Requirement:
Provide only the number of lines in the data below that contain the string "Képviselő".

┏━━

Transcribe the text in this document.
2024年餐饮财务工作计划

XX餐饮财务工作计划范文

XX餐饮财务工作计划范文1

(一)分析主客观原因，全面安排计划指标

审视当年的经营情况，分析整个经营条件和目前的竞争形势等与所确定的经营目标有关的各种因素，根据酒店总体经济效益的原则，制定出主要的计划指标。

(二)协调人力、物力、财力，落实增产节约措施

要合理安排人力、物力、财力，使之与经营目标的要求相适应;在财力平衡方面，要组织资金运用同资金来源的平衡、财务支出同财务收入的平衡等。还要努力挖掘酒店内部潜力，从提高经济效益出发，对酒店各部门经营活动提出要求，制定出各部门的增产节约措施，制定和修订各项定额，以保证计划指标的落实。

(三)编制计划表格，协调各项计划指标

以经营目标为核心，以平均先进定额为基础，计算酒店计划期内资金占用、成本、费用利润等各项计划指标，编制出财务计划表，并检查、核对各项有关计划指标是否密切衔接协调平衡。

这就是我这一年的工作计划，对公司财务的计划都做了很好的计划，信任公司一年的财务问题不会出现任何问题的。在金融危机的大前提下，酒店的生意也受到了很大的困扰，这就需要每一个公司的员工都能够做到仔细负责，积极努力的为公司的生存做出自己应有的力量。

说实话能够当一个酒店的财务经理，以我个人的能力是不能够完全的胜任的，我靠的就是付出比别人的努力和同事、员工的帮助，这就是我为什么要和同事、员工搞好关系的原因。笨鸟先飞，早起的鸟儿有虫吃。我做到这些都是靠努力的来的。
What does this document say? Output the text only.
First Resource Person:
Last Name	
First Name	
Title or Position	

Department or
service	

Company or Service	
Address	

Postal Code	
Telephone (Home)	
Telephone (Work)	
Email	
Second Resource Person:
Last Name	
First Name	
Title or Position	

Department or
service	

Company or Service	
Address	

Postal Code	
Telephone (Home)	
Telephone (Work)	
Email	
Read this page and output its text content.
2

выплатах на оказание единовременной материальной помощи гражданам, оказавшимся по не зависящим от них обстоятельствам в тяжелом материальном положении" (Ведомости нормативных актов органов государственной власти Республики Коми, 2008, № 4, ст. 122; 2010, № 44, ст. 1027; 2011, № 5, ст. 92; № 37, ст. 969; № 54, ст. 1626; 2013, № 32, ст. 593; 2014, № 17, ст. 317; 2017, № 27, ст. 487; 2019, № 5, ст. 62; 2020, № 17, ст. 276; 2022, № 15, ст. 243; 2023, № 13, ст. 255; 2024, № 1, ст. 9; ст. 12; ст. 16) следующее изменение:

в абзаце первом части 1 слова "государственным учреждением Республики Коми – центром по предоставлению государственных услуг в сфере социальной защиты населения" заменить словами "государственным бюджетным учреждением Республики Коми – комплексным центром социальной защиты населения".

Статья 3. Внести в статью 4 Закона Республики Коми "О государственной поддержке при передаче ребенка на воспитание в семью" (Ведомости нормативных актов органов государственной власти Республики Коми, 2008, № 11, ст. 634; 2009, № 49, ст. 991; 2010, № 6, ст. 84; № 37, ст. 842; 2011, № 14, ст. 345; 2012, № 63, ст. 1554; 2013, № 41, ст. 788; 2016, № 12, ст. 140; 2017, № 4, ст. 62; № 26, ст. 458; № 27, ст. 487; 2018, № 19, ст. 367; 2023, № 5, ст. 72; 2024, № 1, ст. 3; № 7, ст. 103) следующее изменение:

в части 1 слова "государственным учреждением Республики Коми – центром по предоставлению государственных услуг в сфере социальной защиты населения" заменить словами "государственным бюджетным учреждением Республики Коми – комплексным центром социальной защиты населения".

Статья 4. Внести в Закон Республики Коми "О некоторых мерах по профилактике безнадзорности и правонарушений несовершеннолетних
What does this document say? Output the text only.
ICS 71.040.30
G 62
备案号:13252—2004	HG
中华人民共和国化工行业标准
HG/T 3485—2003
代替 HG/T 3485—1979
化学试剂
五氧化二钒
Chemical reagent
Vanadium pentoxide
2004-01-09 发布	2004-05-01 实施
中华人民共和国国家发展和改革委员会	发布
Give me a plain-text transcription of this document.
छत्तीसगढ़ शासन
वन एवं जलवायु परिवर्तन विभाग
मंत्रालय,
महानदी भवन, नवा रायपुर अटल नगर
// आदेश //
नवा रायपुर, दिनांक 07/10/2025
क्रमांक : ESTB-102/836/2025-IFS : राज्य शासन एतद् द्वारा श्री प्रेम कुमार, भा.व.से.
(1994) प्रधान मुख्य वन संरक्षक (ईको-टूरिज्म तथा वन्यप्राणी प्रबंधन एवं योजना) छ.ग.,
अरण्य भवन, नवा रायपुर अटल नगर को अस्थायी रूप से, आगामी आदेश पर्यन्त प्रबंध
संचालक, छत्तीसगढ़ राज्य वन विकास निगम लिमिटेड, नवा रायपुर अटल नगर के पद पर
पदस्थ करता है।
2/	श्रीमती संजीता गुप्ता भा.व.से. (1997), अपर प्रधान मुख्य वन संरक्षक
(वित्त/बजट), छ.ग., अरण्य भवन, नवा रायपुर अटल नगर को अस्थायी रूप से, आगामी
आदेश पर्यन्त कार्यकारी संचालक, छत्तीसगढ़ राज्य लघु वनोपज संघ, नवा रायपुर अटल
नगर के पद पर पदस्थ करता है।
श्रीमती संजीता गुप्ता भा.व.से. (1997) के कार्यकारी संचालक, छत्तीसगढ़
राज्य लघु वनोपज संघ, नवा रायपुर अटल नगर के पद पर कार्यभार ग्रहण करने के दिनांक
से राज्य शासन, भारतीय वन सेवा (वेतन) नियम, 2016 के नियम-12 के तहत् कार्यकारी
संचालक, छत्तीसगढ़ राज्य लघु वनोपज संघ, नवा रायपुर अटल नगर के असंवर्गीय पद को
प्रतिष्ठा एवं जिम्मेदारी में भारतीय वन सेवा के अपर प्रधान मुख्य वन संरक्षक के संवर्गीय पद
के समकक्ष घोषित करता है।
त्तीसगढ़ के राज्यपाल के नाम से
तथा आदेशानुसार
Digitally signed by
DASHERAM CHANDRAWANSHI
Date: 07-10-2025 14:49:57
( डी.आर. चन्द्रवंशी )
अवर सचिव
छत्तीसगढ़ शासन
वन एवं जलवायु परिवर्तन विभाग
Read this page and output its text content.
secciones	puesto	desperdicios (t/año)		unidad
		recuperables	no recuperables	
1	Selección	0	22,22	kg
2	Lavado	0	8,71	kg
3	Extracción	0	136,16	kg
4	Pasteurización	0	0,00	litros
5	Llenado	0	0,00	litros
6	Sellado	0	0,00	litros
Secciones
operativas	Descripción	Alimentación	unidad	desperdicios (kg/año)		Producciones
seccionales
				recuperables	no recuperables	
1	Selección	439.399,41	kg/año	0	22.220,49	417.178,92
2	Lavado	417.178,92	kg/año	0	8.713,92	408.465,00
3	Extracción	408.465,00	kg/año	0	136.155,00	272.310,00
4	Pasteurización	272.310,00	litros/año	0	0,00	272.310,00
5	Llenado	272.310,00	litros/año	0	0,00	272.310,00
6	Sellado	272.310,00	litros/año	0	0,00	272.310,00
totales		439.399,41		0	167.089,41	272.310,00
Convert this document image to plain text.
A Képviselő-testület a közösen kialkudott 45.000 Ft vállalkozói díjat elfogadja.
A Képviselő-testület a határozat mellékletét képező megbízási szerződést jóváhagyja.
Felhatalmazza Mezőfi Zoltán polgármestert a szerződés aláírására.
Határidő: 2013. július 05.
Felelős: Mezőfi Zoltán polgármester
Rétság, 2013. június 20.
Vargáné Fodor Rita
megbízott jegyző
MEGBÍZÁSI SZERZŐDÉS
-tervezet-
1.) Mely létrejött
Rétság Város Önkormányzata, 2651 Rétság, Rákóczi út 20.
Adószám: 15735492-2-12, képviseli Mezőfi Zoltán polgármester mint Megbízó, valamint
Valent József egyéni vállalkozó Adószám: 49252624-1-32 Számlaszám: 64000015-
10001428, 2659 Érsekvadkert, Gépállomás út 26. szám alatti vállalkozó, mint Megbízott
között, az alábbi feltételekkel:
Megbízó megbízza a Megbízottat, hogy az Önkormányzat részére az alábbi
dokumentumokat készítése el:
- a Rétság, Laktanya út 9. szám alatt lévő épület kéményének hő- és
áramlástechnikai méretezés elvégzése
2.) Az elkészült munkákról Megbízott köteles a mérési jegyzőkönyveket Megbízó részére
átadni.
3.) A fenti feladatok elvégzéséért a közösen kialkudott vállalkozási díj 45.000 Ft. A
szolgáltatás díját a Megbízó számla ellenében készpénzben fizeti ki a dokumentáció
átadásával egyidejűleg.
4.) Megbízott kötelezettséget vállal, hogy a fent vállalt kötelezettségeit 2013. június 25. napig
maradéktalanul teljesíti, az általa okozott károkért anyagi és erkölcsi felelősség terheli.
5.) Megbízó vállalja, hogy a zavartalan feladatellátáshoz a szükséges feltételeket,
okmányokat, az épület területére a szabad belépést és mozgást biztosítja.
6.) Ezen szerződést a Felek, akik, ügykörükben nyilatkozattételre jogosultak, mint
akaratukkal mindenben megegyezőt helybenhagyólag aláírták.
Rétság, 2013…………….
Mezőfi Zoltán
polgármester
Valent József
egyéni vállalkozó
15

┗━━

Output below:
2